▶ _読解用抜粋_:
+ + + +

例えば、排気ガスの循環経路の切替機構を有するバルブの筐体(以下、EGRバルブという)には、排気ガスの腐食に耐え得る材料として、一般によく知られるオーステナイト系ステンレス鋼のひとつであるSUS304などが使用されている。
上述した特許文献2が提案するフェライト系ステンレス鋼は、耐塩水性を有した鍛造用鋼であり、SiやNbの添加により熱間加工性や冷間加工性をも有している。また、Mnを添加することにより被削性を得ている点でも優れている。しかしながら、本発明者の検討によれば、CuやSiの含有量を1.0質量%以下に抑え、鍛造用鋼としての冷間加工性を持たせたために、耐塩水性は有するものの、硫酸などに対する耐酸性の点では不十分であった。
また、望ましくは、質量%で、(Cu+Si):2.8%以上を含有する耐酸性に優れたフェライト系ステンレス鋳鋼である。
また、質量%で、(Cu+Si):2.8%以上を含有するフェライト系ステンレス鋳鋼によって成る鋳造部材が望ましい。
また、前記鋳造部材は、排気ガスの流路を切り替える切替バルブ用部材であってもよい。
具体的には、質量%で、Cr:18.0〜27.0%、Cu:0.8〜3.5%、Si:0.5〜2.0%、Mo:0.5〜1.5%、Nb:2.5%以下、Ni:0.6%以下、C:0.12%以下、Mn:1.0%以下、Al:0.10%以下、P:0.15%以下、S:0.15%以下、N:0.10%以下で、かつ(Cu+Si):2.0を超え、残部がFeおよび不可避的不純物を含有する、フェライト系ステンレス鋳鋼である。
Cr:18.0〜27.0(質量%)
Crは、耐酸性を得るために18.0%以上含有させる。ただし、含有量を増やすと耐酸性は向上するものの靭性を損ねることがあるので、27.0%以下の含有に抑える。また、Cr含有による溶湯の酸化などを考慮し、鋳造性を欲するならば18.0〜22.0%の範囲で含有させることが望ましい。また、特に高い耐酸性を欲するならば20.0%を超えて27.0%以下で含有させ、これに加えて鋳造性をも欲するならば20.0%を超えて22.0%以下で含有させることが望ましい。

+ + + +

▶ _設問 A_: 抜粋によると、EGRバルブの筐体には排気ガスの腐食に耐える材料として一般に何が使われていますか。
▶ _設問 B_: 抜粋の具体的な組成のうち、下限がなく上限だけが示されている元素をすべて挙げてください。
一覧はここでは使用しません。

▶ _表示データ_:
+ + + +

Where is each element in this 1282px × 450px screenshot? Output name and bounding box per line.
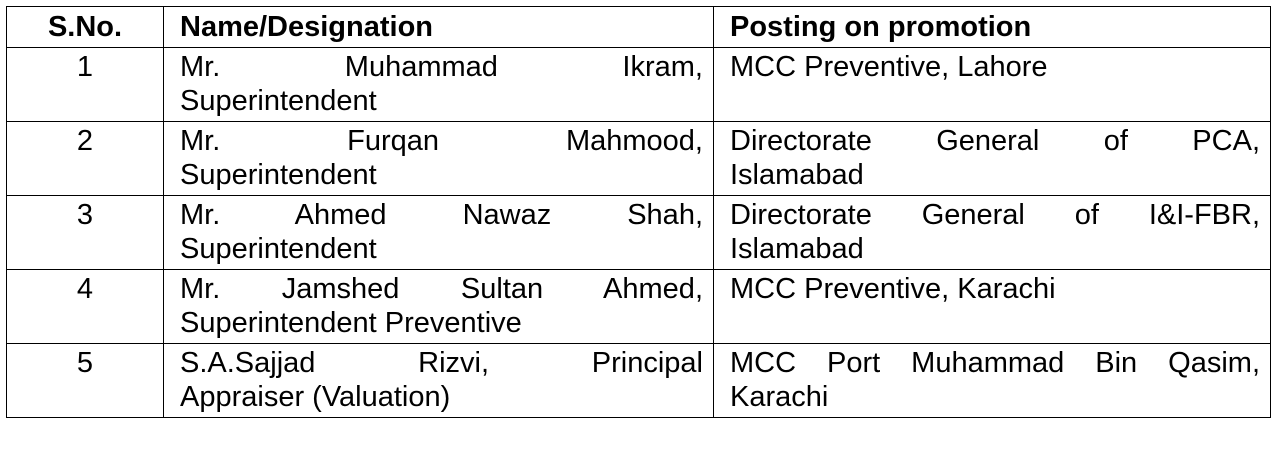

+ + + +

▶ _解答 A_: オーステナイト系ステンレス鋼のひとつであるSUS304などが使われています。

▶ _解答 B_: Nb(2.5%以下)、Ni(0.6%以下)、C(0.12%以下)、Mn(1.0%以下)、Al(0.10%以下)、P(0.15%以下)、S(0.15%以下)、N(0.10%以下)